--- Begin Stored rows ---
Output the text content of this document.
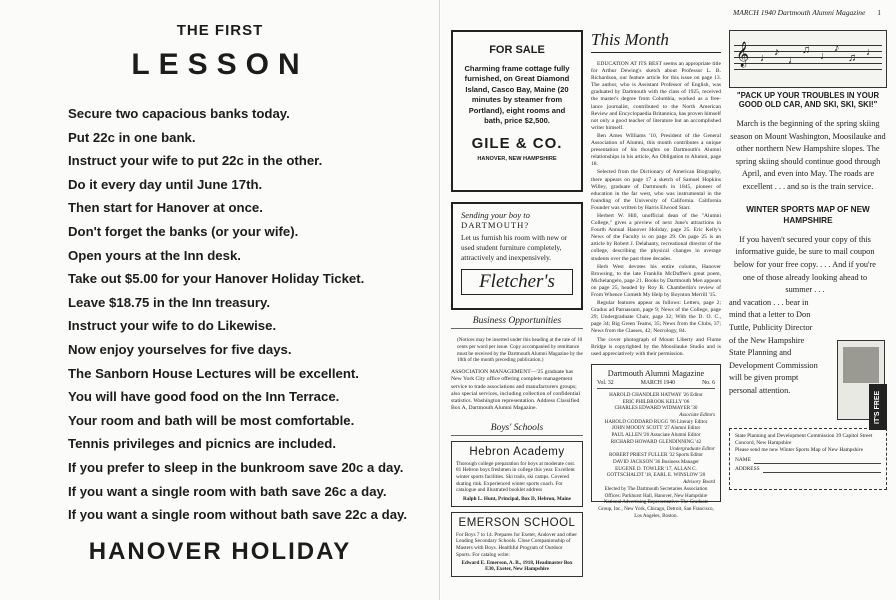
THE FIRST
LESSON
Secure two capacious banks today.
Put 22c in one bank.
Instruct your wife to put 22c in the other.
Do it every day until June 17th.
Then start for Hanover at once.
Don't forget the banks (or your wife).
Open yours at the Inn desk.
Take out $5.00 for your Hanover Holiday Ticket.
Leave $18.75 in the Inn treasury.
Instruct your wife to do Likewise.
Now enjoy yourselves for five days.
The Sanborn House Lectures will be excellent.
You will have good food on the Inn Terrace.
Your room and bath will be most comfortable.
Tennis privileges and picnics are included.
If you prefer to sleep in the bunkroom save 20c a day.
If you want a single room with bath save 26c a day.
If you want a single room without bath save 22c a day.
HANOVER HOLIDAY
MARCH 1940 Dartmouth Alumni Magazine 1
FOR SALE
Charming frame cottage fully furnished, on Great Diamond Island, Casco Bay, Maine (20 minutes by steamer from Portland), eight rooms and bath, price $2,500.
GILE & CO.
HANOVER, NEW HAMPSHIRE
Sending your boy to
DARTMOUTH?
Let us furnish his room with new or used student furniture completely, attractively and inexpensively.
Fletcher's
Business Opportunities
(Notices may be inserted under this heading at the rate of 10 cents per word per issue. Copy accompanied by remittance must be received by the Dartmouth Alumni Magazine by the 10th of the month preceding publication.)
ASSOCIATION MANAGEMENT—'25 graduate has New York City office offering complete management service to trade associations and manufacturers groups; also special services, including collection of confidential statistics. Washington representation. Address Classified Box A, Dartmouth Alumni Magazine.
Boys' Schools
Hebron Academy
Thorough college preparation for boys at moderate cost. 81 Hebron boys freshmen in college this year. Excellent winter sports facilities. Ski trails, ski camps. Covered skating rink. Experienced winter sports coach. For catalogue and illustrated booklet address
Ralph L. Hunt, Principal, Box D, Hebron, Maine
EMERSON SCHOOL
For Boys 7 to 14. Prepares for Exeter, Andover and other Leading Secondary Schools. Close Companionship of Masters with Boys. Healthful Program of Outdoor Sports. For catalog write:
Edward E. Emerson, A. B., 1918, Headmaster Box E30, Exeter, New Hampshire
This Month

EDUCATION AT ITS BEST seems an appropriate title for Arthur Dewing's sketch about Professor L. B. Richardson, our feature article for this issue on page 13. The author, who is Assistant Professor of English, was graduated by Dartmouth with the class of 1925, received the master's degree from Columbia, worked as a free-lance journalist, contributed to the North American Review and Encyclopaedia Britannica, has proven himself not only a good teacher of literature but an accomplished writer himself.

Ben Ames Williams '10, President of the General Association of Alumni, this month contributes a unique presentation of his thoughts on Dartmouth's Alumni relationships in his article, An Obligation to Alumni, page 18.

Selected from the Dictionary of American Biography, there appears on page 17 a sketch of Samuel Hopkins Willey, graduate of Dartmouth in 1845, pioneer of education in the far west, who was instrumental in the founding of the University of California. California Founder was written by Harris Elwood Starr.

Herbert W. Hill, unofficial dean of the "Alumni College," gives a preview of next June's attractions in Fourth Annual Hanover Holiday, page 25. Eric Kelly's News of the Faculty is on page 29. On page 25 is an article by Robert J. Delahanty, recreational director of the college, describing the physical changes in average students over the past three decades.

Herb West devotes his entire column, Hanover Browsing, to the late Franklin McDuffee's great poem, Michelangelo, page 21. Books by Dartmouth Men appears on page 25, headed by Roy B. Chamberlin's review of From Whence Cometh My Help by Boynton Merrill '15.

Regular features appear as follows: Letters, page 2; Gradus ad Parnassum, page 9; News of the College, page 29; Undergraduate Chair, page 32; With the D. O. C., page 34; Big Green Teams, 35; News from the Clubs, 37; News from the Classes, 42; Necrology, 84.

The cover photograph of Mount Liberty and Flume Bridge is copyrighted by the Moosilauke Studio and is used appreciatively with their permission.

Dartmouth Alumni Magazine
Vol. 32	MARCH 1940	No. 6
HAROLD CHANDLER HATWAY '26 Editor
ERIC PHILBROOK KELLY '06
CHARLES EDWARD WIDMAYER '30
Associate Editors
HAROLD GODDARD RUGG '06 Literary Editor
JOHN MOODY SCOTT '27 Alumni Editor
PAUL ALLEN '26 Associate Alumni Editor
RICHARD HOWARD GLENDINNING '42
Undergraduate Editor
ROBERT PRIEST FULLER '32 Sports Editor
DAVID JACKSON '36 Business Manager
EUGENE D. TOWLER '17, ALLAN C. GOTTSCHALDT '18, EARL E. WINSLOW '20
Advisory Board
Elected by The Dartmouth Secretaries Association
Offices: Parkhurst Hall, Hanover, New Hampshire
National Advertising Representative: The Graduate Group, Inc., New York, Chicago, Detroit, San Francisco, Los Angeles, Boston.
𝄞 ♩ ♪
♩
♫ ♩
♪
♫ ♩
"PACK UP YOUR TROUBLES IN YOUR GOOD OLD CAR, AND SKI, SKI, SKI!"
March is the beginning of the spring skiing season on Mount Washington, Moosilauke and other northern New Hampshire slopes. The spring skiing should continue good through April, and even into May. The roads are excellent . . . and so is the train service.
WINTER SPORTS MAP OF NEW HAMPSHIRE
If you haven't secured your copy of this informative guide, be sure to mail coupon below for your free copy. . . . And if you're one of those already looking ahead to summer . . .
and vacation . . . bear in mind that a letter to Don Tuttle, Publicity Director of the New Hampshire State Planning and Development Commission will be given prompt personal attention.	IT'S FREE
State Planning and Development Commission 39 Capitol Street Concord, New Hampshire
Please send me new Winter Sports Map of New Hampshire
NAME
ADDRESS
--- End Stored rows ---
* [Request]:
Take the listing above and restate it word for word, without its pictures.

* [Expected answer]:
Output the text content of this document.
THE FIRST
LESSON
Secure two capacious banks today.
Put 22c in one bank.
Instruct your wife to put 22c in the other.
Do it every day until June 17th.
Then start for Hanover at once.
Don't forget the banks (or your wife).
Open yours at the Inn desk.
Take out $5.00 for your Hanover Holiday Ticket.
Leave $18.75 in the Inn treasury.
Instruct your wife to do Likewise.
Now enjoy yourselves for five days.
The Sanborn House Lectures will be excellent.
You will have good food on the Inn Terrace.
Your room and bath will be most comfortable.
Tennis privileges and picnics are included.
If you prefer to sleep in the bunkroom save 20c a day.
If you want a single room with bath save 26c a day.
If you want a single room without bath save 22c a day.
HANOVER HOLIDAY
MARCH 1940 Dartmouth Alumni Magazine 1
FOR SALE
Charming frame cottage fully furnished, on Great Diamond Island, Casco Bay, Maine (20 minutes by steamer from Portland), eight rooms and bath, price $2,500.
GILE & CO.
HANOVER, NEW HAMPSHIRE
Sending your boy to
DARTMOUTH?
Let us furnish his room with new or used student furniture completely, attractively and inexpensively.
Fletcher's
Business Opportunities
(Notices may be inserted under this heading at the rate of 10 cents per word per issue. Copy accompanied by remittance must be received by the Dartmouth Alumni Magazine by the 10th of the month preceding publication.)
ASSOCIATION MANAGEMENT—'25 graduate has New York City office offering complete management service to trade associations and manufacturers groups; also special services, including collection of confidential statistics. Washington representation. Address Classified Box A, Dartmouth Alumni Magazine.
Boys' Schools
Hebron Academy
Thorough college preparation for boys at moderate cost. 81 Hebron boys freshmen in college this year. Excellent winter sports facilities. Ski trails, ski camps. Covered skating rink. Experienced winter sports coach. For catalogue and illustrated booklet address
Ralph L. Hunt, Principal, Box D, Hebron, Maine
EMERSON SCHOOL
For Boys 7 to 14. Prepares for Exeter, Andover and other Leading Secondary Schools. Close Companionship of Masters with Boys. Healthful Program of Outdoor Sports. For catalog write:
Edward E. Emerson, A. B., 1918, Headmaster Box E30, Exeter, New Hampshire
This Month

EDUCATION AT ITS BEST seems an appropriate title for Arthur Dewing's sketch about Professor L. B. Richardson, our feature article for this issue on page 13. The author, who is Assistant Professor of English, was graduated by Dartmouth with the class of 1925, received the master's degree from Columbia, worked as a free-lance journalist, contributed to the North American Review and Encyclopaedia Britannica, has proven himself not only a good teacher of literature but an accomplished writer himself.

Ben Ames Williams '10, President of the General Association of Alumni, this month contributes a unique presentation of his thoughts on Dartmouth's Alumni relationships in his article, An Obligation to Alumni, page 18.

Selected from the Dictionary of American Biography, there appears on page 17 a sketch of Samuel Hopkins Willey, graduate of Dartmouth in 1845, pioneer of education in the far west, who was instrumental in the founding of the University of California. California Founder was written by Harris Elwood Starr.

Herbert W. Hill, unofficial dean of the "Alumni College," gives a preview of next June's attractions in Fourth Annual Hanover Holiday, page 25. Eric Kelly's News of the Faculty is on page 29. On page 25 is an article by Robert J. Delahanty, recreational director of the college, describing the physical changes in average students over the past three decades.

Herb West devotes his entire column, Hanover Browsing, to the late Franklin McDuffee's great poem, Michelangelo, page 21. Books by Dartmouth Men appears on page 25, headed by Roy B. Chamberlin's review of From Whence Cometh My Help by Boynton Merrill '15.

Regular features appear as follows: Letters, page 2; Gradus ad Parnassum, page 9; News of the College, page 29; Undergraduate Chair, page 32; With the D. O. C., page 34; Big Green Teams, 35; News from the Clubs, 37; News from the Classes, 42; Necrology, 84.

The cover photograph of Mount Liberty and Flume Bridge is copyrighted by the Moosilauke Studio and is used appreciatively with their permission.

Dartmouth Alumni Magazine
Vol. 32	MARCH 1940	No. 6
HAROLD CHANDLER HATWAY '26 Editor
ERIC PHILBROOK KELLY '06
CHARLES EDWARD WIDMAYER '30
Associate Editors
HAROLD GODDARD RUGG '06 Literary Editor
JOHN MOODY SCOTT '27 Alumni Editor
PAUL ALLEN '26 Associate Alumni Editor
RICHARD HOWARD GLENDINNING '42
Undergraduate Editor
ROBERT PRIEST FULLER '32 Sports Editor
DAVID JACKSON '36 Business Manager
EUGENE D. TOWLER '17, ALLAN C. GOTTSCHALDT '18, EARL E. WINSLOW '20
Advisory Board
Elected by The Dartmouth Secretaries Association
Offices: Parkhurst Hall, Hanover, New Hampshire
National Advertising Representative: The Graduate Group, Inc., New York, Chicago, Detroit, San Francisco, Los Angeles, Boston.
𝄞 ♩ ♪
♩
♫ ♩
♪
♫ ♩
"PACK UP YOUR TROUBLES IN YOUR GOOD OLD CAR, AND SKI, SKI, SKI!"
March is the beginning of the spring skiing season on Mount Washington, Moosilauke and other northern New Hampshire slopes. The spring skiing should continue good through April, and even into May. The roads are excellent . . . and so is the train service.
WINTER SPORTS MAP OF NEW HAMPSHIRE
If you haven't secured your copy of this informative guide, be sure to mail coupon below for your free copy. . . . And if you're one of those already looking ahead to summer . . .
and vacation . . . bear in mind that a letter to Don Tuttle, Publicity Director of the New Hampshire State Planning and Development Commission will be given prompt personal attention.	IT'S FREE
State Planning and Development Commission 39 Capitol Street Concord, New Hampshire
Please send me new Winter Sports Map of New Hampshire
NAME
ADDRESS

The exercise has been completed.